• _TASK INPUTS_

::::::::

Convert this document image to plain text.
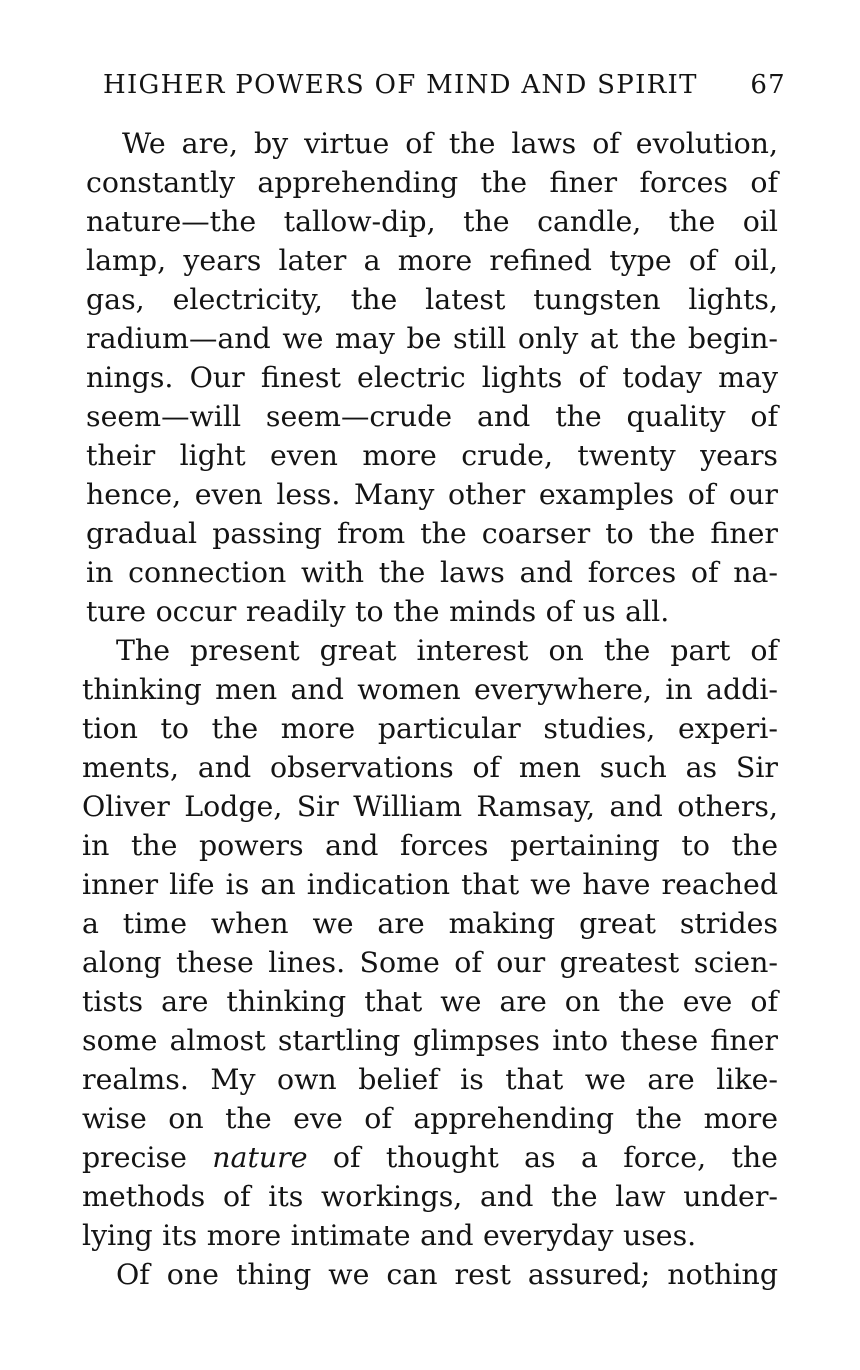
HIGHER POWERS OF MIND AND SPIRIT 67
We are, by virtue of the laws of evolution,
constantly apprehending the finer forces of
nature—the tallow-dip, the candle, the oil
lamp, years later a more refined type of oil,
gas, electricity, the latest tungsten lights,
radium—and we may be still only at the begin-
nings. Our finest electric lights of today may
seem—will seem—crude and the quality of
their light even more crude, twenty years
hence, even less. Many other examples of our
gradual passing from the coarser to the finer
in connection with the laws and forces of na-
ture occur readily to the minds of us all.
The present great interest on the part of
thinking men and women everywhere, in addi-
tion to the more particular studies, experi-
ments, and observations of men such as Sir
Oliver Lodge, Sir William Ramsay, and others,
in the powers and forces pertaining to the
inner life is an indication that we have reached
a time when we are making great strides
along these lines. Some of our greatest scien-
tists are thinking that we are on the eve of
some almost startling glimpses into these finer
realms. My own belief is that we are like-
wise on the eve of apprehending the more
precise nature of thought as a force, the
methods of its workings, and the law under-
lying its more intimate and everyday uses.
Of one thing we can rest assured; nothing
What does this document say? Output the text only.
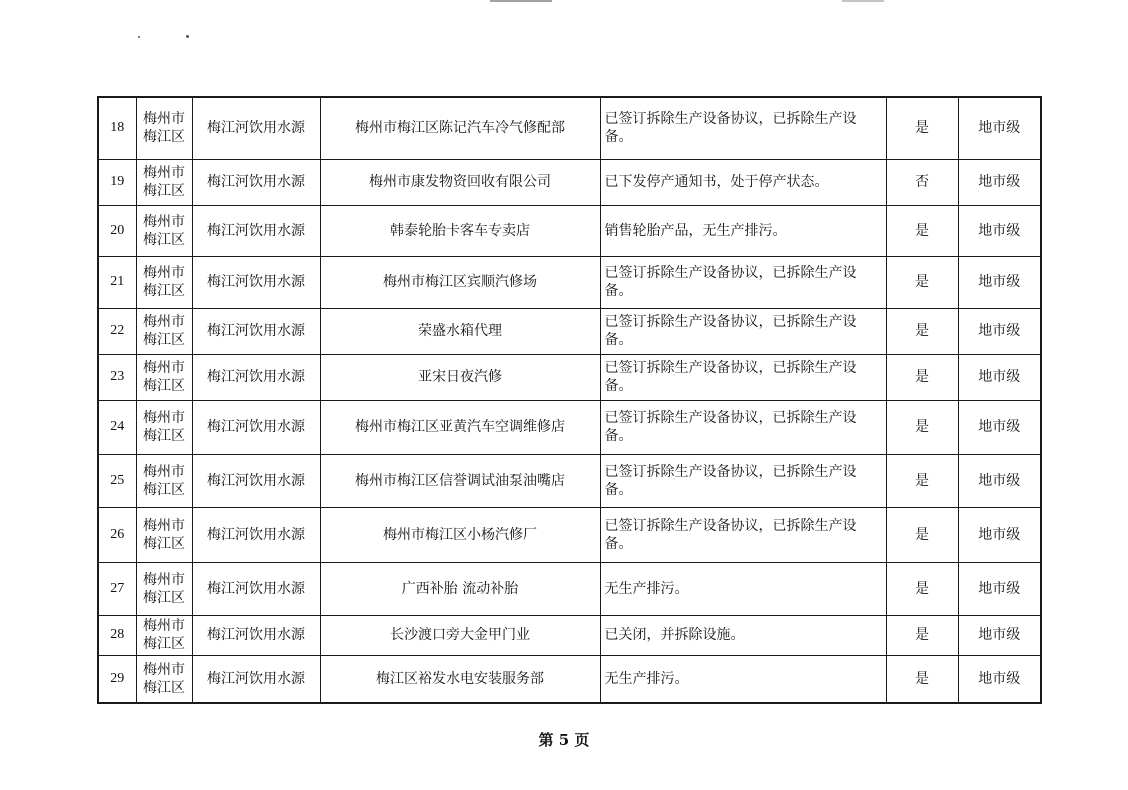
18	梅州市梅江区	梅江河饮用水源	梅州市梅江区陈记汽车冷气修配部	已签订拆除生产设备协议，已拆除生产设备。	是	地市级
19	梅州市梅江区	梅江河饮用水源	梅州市康发物资回收有限公司	已下发停产通知书，处于停产状态。	否	地市级
20	梅州市梅江区	梅江河饮用水源	韩泰轮胎卡客车专卖店	销售轮胎产品，无生产排污。	是	地市级
21	梅州市梅江区	梅江河饮用水源	梅州市梅江区宾顺汽修场	已签订拆除生产设备协议，已拆除生产设备。	是	地市级
22	梅州市梅江区	梅江河饮用水源	荣盛水箱代理	已签订拆除生产设备协议，已拆除生产设备。	是	地市级
23	梅州市梅江区	梅江河饮用水源	亚宋日夜汽修	已签订拆除生产设备协议，已拆除生产设备。	是	地市级
24	梅州市梅江区	梅江河饮用水源	梅州市梅江区亚黄汽车空调维修店	已签订拆除生产设备协议，已拆除生产设备。	是	地市级
25	梅州市梅江区	梅江河饮用水源	梅州市梅江区信誉调试油泵油嘴店	已签订拆除生产设备协议，已拆除生产设备。	是	地市级
26	梅州市梅江区	梅江河饮用水源	梅州市梅江区小杨汽修厂	已签订拆除生产设备协议，已拆除生产设备。	是	地市级
27	梅州市梅江区	梅江河饮用水源	广西补胎 流动补胎	无生产排污。	是	地市级
28	梅州市梅江区	梅江河饮用水源	长沙渡口旁大金甲门业	已关闭，并拆除设施。	是	地市级
29	梅州市梅江区	梅江河饮用水源	梅江区裕发水电安装服务部	无生产排污。	是	地市级
第 5 页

::::::::

• _TASK DETAILS_
Reproduce the entries exactly. Do not carry over any picture.

• _WRITTEN REPLY_
Convert this document image to plain text.
HIGHER POWERS OF MIND AND SPIRIT 67
We are, by virtue of the laws of evolution,
constantly apprehending the finer forces of
nature—the tallow-dip, the candle, the oil
lamp, years later a more refined type of oil,
gas, electricity, the latest tungsten lights,
radium—and we may be still only at the begin-
nings. Our finest electric lights of today may
seem—will seem—crude and the quality of
their light even more crude, twenty years
hence, even less. Many other examples of our
gradual passing from the coarser to the finer
in connection with the laws and forces of na-
ture occur readily to the minds of us all.
The present great interest on the part of
thinking men and women everywhere, in addi-
tion to the more particular studies, experi-
ments, and observations of men such as Sir
Oliver Lodge, Sir William Ramsay, and others,
in the powers and forces pertaining to the
inner life is an indication that we have reached
a time when we are making great strides
along these lines. Some of our greatest scien-
tists are thinking that we are on the eve of
some almost startling glimpses into these finer
realms. My own belief is that we are like-
wise on the eve of apprehending the more
precise nature of thought as a force, the
methods of its workings, and the law under-
lying its more intimate and everyday uses.
Of one thing we can rest assured; nothing
What does this document say? Output the text only.
18	梅州市梅江区	梅江河饮用水源	梅州市梅江区陈记汽车冷气修配部	已签订拆除生产设备协议，已拆除生产设备。	是	地市级
19	梅州市梅江区	梅江河饮用水源	梅州市康发物资回收有限公司	已下发停产通知书，处于停产状态。	否	地市级
20	梅州市梅江区	梅江河饮用水源	韩泰轮胎卡客车专卖店	销售轮胎产品，无生产排污。	是	地市级
21	梅州市梅江区	梅江河饮用水源	梅州市梅江区宾顺汽修场	已签订拆除生产设备协议，已拆除生产设备。	是	地市级
22	梅州市梅江区	梅江河饮用水源	荣盛水箱代理	已签订拆除生产设备协议，已拆除生产设备。	是	地市级
23	梅州市梅江区	梅江河饮用水源	亚宋日夜汽修	已签订拆除生产设备协议，已拆除生产设备。	是	地市级
24	梅州市梅江区	梅江河饮用水源	梅州市梅江区亚黄汽车空调维修店	已签订拆除生产设备协议，已拆除生产设备。	是	地市级
25	梅州市梅江区	梅江河饮用水源	梅州市梅江区信誉调试油泵油嘴店	已签订拆除生产设备协议，已拆除生产设备。	是	地市级
26	梅州市梅江区	梅江河饮用水源	梅州市梅江区小杨汽修厂	已签订拆除生产设备协议，已拆除生产设备。	是	地市级
27	梅州市梅江区	梅江河饮用水源	广西补胎 流动补胎	无生产排污。	是	地市级
28	梅州市梅江区	梅江河饮用水源	长沙渡口旁大金甲门业	已关闭，并拆除设施。	是	地市级
29	梅州市梅江区	梅江河饮用水源	梅江区裕发水电安装服务部	无生产排污。	是	地市级
第 5 页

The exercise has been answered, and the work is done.